= REQUIREMENTS =
Extract the complete listing and output it unchanged.

= SUPPLIED INFORMATION =
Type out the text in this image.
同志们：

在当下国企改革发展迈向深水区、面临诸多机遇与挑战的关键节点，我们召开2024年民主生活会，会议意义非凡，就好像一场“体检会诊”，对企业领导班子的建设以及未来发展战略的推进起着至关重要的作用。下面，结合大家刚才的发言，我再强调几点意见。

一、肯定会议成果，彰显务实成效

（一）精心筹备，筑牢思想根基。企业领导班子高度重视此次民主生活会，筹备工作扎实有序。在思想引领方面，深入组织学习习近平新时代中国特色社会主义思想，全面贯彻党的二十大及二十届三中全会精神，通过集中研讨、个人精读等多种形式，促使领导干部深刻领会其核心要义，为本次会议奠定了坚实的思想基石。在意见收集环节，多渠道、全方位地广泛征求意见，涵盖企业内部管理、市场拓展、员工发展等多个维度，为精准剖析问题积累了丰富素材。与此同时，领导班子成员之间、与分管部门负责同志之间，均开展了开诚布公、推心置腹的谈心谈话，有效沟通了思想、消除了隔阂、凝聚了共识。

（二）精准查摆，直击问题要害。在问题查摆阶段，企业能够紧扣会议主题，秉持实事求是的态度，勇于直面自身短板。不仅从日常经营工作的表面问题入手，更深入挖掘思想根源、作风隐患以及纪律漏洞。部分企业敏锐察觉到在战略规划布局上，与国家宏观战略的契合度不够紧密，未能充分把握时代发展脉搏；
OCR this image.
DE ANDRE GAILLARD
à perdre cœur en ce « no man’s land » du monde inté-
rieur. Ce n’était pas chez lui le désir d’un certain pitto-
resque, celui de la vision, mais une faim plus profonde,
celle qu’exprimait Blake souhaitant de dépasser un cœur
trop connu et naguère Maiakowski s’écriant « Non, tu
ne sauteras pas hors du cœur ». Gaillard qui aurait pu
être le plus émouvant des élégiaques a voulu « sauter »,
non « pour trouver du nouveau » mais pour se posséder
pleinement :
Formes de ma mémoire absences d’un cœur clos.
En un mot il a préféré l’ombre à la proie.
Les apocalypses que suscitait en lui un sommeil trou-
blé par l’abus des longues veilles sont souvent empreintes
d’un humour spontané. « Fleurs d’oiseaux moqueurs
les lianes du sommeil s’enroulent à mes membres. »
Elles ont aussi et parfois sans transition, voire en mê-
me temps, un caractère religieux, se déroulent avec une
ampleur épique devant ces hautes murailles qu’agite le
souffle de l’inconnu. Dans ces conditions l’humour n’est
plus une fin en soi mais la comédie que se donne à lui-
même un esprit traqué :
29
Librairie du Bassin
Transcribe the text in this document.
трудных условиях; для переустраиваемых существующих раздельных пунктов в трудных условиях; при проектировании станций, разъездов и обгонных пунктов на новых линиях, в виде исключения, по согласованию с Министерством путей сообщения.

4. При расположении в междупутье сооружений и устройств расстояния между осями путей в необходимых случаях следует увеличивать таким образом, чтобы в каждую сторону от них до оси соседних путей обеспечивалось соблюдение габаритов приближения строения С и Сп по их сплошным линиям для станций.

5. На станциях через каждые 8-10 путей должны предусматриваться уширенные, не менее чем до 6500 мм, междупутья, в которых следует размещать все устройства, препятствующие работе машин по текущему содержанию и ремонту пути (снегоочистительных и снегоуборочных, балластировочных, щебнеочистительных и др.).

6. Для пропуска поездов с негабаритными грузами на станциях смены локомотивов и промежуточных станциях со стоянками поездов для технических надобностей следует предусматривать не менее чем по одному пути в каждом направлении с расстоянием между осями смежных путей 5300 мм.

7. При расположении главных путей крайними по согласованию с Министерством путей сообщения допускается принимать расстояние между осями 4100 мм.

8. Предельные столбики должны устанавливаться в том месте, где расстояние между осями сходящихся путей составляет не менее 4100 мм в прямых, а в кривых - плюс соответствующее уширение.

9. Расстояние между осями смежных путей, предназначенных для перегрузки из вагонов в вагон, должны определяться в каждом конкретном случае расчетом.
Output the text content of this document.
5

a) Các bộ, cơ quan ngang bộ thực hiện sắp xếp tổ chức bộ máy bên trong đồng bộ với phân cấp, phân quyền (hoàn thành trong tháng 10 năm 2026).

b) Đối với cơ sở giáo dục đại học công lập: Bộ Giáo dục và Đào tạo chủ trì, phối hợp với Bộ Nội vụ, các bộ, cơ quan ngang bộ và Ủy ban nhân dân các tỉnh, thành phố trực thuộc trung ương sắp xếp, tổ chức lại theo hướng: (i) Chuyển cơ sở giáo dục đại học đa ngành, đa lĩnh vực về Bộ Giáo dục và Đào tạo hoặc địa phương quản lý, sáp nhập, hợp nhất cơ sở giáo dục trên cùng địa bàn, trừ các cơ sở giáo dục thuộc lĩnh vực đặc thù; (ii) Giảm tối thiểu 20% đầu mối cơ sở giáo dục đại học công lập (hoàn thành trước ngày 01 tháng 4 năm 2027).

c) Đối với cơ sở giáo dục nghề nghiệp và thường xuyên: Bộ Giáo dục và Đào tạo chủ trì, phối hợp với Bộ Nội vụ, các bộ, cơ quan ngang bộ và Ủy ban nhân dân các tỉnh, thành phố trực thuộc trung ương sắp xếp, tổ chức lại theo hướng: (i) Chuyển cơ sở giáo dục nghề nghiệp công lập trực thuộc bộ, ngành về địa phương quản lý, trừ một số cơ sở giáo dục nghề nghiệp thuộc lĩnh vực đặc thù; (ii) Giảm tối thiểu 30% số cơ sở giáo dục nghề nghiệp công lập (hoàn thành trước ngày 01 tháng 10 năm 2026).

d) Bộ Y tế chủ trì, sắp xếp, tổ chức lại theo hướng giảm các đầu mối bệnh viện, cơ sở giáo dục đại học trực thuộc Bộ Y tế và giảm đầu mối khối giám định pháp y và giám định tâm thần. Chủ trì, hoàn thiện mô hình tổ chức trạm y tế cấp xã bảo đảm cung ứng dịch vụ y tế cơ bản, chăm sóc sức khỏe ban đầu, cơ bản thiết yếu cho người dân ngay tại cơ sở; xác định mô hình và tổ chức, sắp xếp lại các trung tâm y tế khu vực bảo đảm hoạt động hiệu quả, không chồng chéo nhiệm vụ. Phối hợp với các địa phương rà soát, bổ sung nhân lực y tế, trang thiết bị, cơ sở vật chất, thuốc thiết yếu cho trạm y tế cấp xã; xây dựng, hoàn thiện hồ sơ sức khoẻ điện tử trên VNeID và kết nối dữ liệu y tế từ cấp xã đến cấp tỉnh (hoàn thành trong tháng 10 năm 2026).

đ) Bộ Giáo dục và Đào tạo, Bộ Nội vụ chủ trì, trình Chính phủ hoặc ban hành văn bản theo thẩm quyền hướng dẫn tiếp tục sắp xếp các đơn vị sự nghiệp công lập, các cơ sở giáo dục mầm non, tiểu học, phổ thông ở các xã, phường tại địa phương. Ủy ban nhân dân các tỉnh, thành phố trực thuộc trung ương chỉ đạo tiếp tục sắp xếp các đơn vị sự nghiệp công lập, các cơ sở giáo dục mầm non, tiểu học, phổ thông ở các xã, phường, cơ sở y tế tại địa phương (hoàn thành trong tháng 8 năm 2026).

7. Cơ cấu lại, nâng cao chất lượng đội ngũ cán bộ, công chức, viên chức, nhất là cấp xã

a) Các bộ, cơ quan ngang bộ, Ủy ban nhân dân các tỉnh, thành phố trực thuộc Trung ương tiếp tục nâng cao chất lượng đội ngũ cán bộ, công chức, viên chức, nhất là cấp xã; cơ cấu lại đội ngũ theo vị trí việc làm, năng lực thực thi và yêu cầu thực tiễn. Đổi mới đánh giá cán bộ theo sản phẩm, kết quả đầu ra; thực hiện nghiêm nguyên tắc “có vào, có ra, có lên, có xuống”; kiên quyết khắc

= WRITTEN SOLUTION =
Type out the text in this image.
同志们：

在当下国企改革发展迈向深水区、面临诸多机遇与挑战的关键节点，我们召开2024年民主生活会，会议意义非凡，就好像一场“体检会诊”，对企业领导班子的建设以及未来发展战略的推进起着至关重要的作用。下面，结合大家刚才的发言，我再强调几点意见。

一、肯定会议成果，彰显务实成效

（一）精心筹备，筑牢思想根基。企业领导班子高度重视此次民主生活会，筹备工作扎实有序。在思想引领方面，深入组织学习习近平新时代中国特色社会主义思想，全面贯彻党的二十大及二十届三中全会精神，通过集中研讨、个人精读等多种形式，促使领导干部深刻领会其核心要义，为本次会议奠定了坚实的思想基石。在意见收集环节，多渠道、全方位地广泛征求意见，涵盖企业内部管理、市场拓展、员工发展等多个维度，为精准剖析问题积累了丰富素材。与此同时，领导班子成员之间、与分管部门负责同志之间，均开展了开诚布公、推心置腹的谈心谈话，有效沟通了思想、消除了隔阂、凝聚了共识。

（二）精准查摆，直击问题要害。在问题查摆阶段，企业能够紧扣会议主题，秉持实事求是的态度，勇于直面自身短板。不仅从日常经营工作的表面问题入手，更深入挖掘思想根源、作风隐患以及纪律漏洞。部分企业敏锐察觉到在战略规划布局上，与国家宏观战略的契合度不够紧密，未能充分把握时代发展脉搏；
OCR this image.
DE ANDRE GAILLARD
à perdre cœur en ce « no man’s land » du monde inté-
rieur. Ce n’était pas chez lui le désir d’un certain pitto-
resque, celui de la vision, mais une faim plus profonde,
celle qu’exprimait Blake souhaitant de dépasser un cœur
trop connu et naguère Maiakowski s’écriant « Non, tu
ne sauteras pas hors du cœur ». Gaillard qui aurait pu
être le plus émouvant des élégiaques a voulu « sauter »,
non « pour trouver du nouveau » mais pour se posséder
pleinement :
Formes de ma mémoire absences d’un cœur clos.
En un mot il a préféré l’ombre à la proie.
Les apocalypses que suscitait en lui un sommeil trou-
blé par l’abus des longues veilles sont souvent empreintes
d’un humour spontané. « Fleurs d’oiseaux moqueurs
les lianes du sommeil s’enroulent à mes membres. »
Elles ont aussi et parfois sans transition, voire en mê-
me temps, un caractère religieux, se déroulent avec une
ampleur épique devant ces hautes murailles qu’agite le
souffle de l’inconnu. Dans ces conditions l’humour n’est
plus une fin en soi mais la comédie que se donne à lui-
même un esprit traqué :
29
Librairie du Bassin
Transcribe the text in this document.
трудных условиях; для переустраиваемых существующих раздельных пунктов в трудных условиях; при проектировании станций, разъездов и обгонных пунктов на новых линиях, в виде исключения, по согласованию с Министерством путей сообщения.

4. При расположении в междупутье сооружений и устройств расстояния между осями путей в необходимых случаях следует увеличивать таким образом, чтобы в каждую сторону от них до оси соседних путей обеспечивалось соблюдение габаритов приближения строения С и Сп по их сплошным линиям для станций.

5. На станциях через каждые 8-10 путей должны предусматриваться уширенные, не менее чем до 6500 мм, междупутья, в которых следует размещать все устройства, препятствующие работе машин по текущему содержанию и ремонту пути (снегоочистительных и снегоуборочных, балластировочных, щебнеочистительных и др.).

6. Для пропуска поездов с негабаритными грузами на станциях смены локомотивов и промежуточных станциях со стоянками поездов для технических надобностей следует предусматривать не менее чем по одному пути в каждом направлении с расстоянием между осями смежных путей 5300 мм.

7. При расположении главных путей крайними по согласованию с Министерством путей сообщения допускается принимать расстояние между осями 4100 мм.

8. Предельные столбики должны устанавливаться в том месте, где расстояние между осями сходящихся путей составляет не менее 4100 мм в прямых, а в кривых - плюс соответствующее уширение.

9. Расстояние между осями смежных путей, предназначенных для перегрузки из вагонов в вагон, должны определяться в каждом конкретном случае расчетом.
Output the text content of this document.
5

a) Các bộ, cơ quan ngang bộ thực hiện sắp xếp tổ chức bộ máy bên trong đồng bộ với phân cấp, phân quyền (hoàn thành trong tháng 10 năm 2026).

b) Đối với cơ sở giáo dục đại học công lập: Bộ Giáo dục và Đào tạo chủ trì, phối hợp với Bộ Nội vụ, các bộ, cơ quan ngang bộ và Ủy ban nhân dân các tỉnh, thành phố trực thuộc trung ương sắp xếp, tổ chức lại theo hướng: (i) Chuyển cơ sở giáo dục đại học đa ngành, đa lĩnh vực về Bộ Giáo dục và Đào tạo hoặc địa phương quản lý, sáp nhập, hợp nhất cơ sở giáo dục trên cùng địa bàn, trừ các cơ sở giáo dục thuộc lĩnh vực đặc thù; (ii) Giảm tối thiểu 20% đầu mối cơ sở giáo dục đại học công lập (hoàn thành trước ngày 01 tháng 4 năm 2027).

c) Đối với cơ sở giáo dục nghề nghiệp và thường xuyên: Bộ Giáo dục và Đào tạo chủ trì, phối hợp với Bộ Nội vụ, các bộ, cơ quan ngang bộ và Ủy ban nhân dân các tỉnh, thành phố trực thuộc trung ương sắp xếp, tổ chức lại theo hướng: (i) Chuyển cơ sở giáo dục nghề nghiệp công lập trực thuộc bộ, ngành về địa phương quản lý, trừ một số cơ sở giáo dục nghề nghiệp thuộc lĩnh vực đặc thù; (ii) Giảm tối thiểu 30% số cơ sở giáo dục nghề nghiệp công lập (hoàn thành trước ngày 01 tháng 10 năm 2026).

d) Bộ Y tế chủ trì, sắp xếp, tổ chức lại theo hướng giảm các đầu mối bệnh viện, cơ sở giáo dục đại học trực thuộc Bộ Y tế và giảm đầu mối khối giám định pháp y và giám định tâm thần. Chủ trì, hoàn thiện mô hình tổ chức trạm y tế cấp xã bảo đảm cung ứng dịch vụ y tế cơ bản, chăm sóc sức khỏe ban đầu, cơ bản thiết yếu cho người dân ngay tại cơ sở; xác định mô hình và tổ chức, sắp xếp lại các trung tâm y tế khu vực bảo đảm hoạt động hiệu quả, không chồng chéo nhiệm vụ. Phối hợp với các địa phương rà soát, bổ sung nhân lực y tế, trang thiết bị, cơ sở vật chất, thuốc thiết yếu cho trạm y tế cấp xã; xây dựng, hoàn thiện hồ sơ sức khoẻ điện tử trên VNeID và kết nối dữ liệu y tế từ cấp xã đến cấp tỉnh (hoàn thành trong tháng 10 năm 2026).

đ) Bộ Giáo dục và Đào tạo, Bộ Nội vụ chủ trì, trình Chính phủ hoặc ban hành văn bản theo thẩm quyền hướng dẫn tiếp tục sắp xếp các đơn vị sự nghiệp công lập, các cơ sở giáo dục mầm non, tiểu học, phổ thông ở các xã, phường tại địa phương. Ủy ban nhân dân các tỉnh, thành phố trực thuộc trung ương chỉ đạo tiếp tục sắp xếp các đơn vị sự nghiệp công lập, các cơ sở giáo dục mầm non, tiểu học, phổ thông ở các xã, phường, cơ sở y tế tại địa phương (hoàn thành trong tháng 8 năm 2026).

7. Cơ cấu lại, nâng cao chất lượng đội ngũ cán bộ, công chức, viên chức, nhất là cấp xã

a) Các bộ, cơ quan ngang bộ, Ủy ban nhân dân các tỉnh, thành phố trực thuộc Trung ương tiếp tục nâng cao chất lượng đội ngũ cán bộ, công chức, viên chức, nhất là cấp xã; cơ cấu lại đội ngũ theo vị trí việc làm, năng lực thực thi và yêu cầu thực tiễn. Đổi mới đánh giá cán bộ theo sản phẩm, kết quả đầu ra; thực hiện nghiêm nguyên tắc “có vào, có ra, có lên, có xuống”; kiên quyết khắc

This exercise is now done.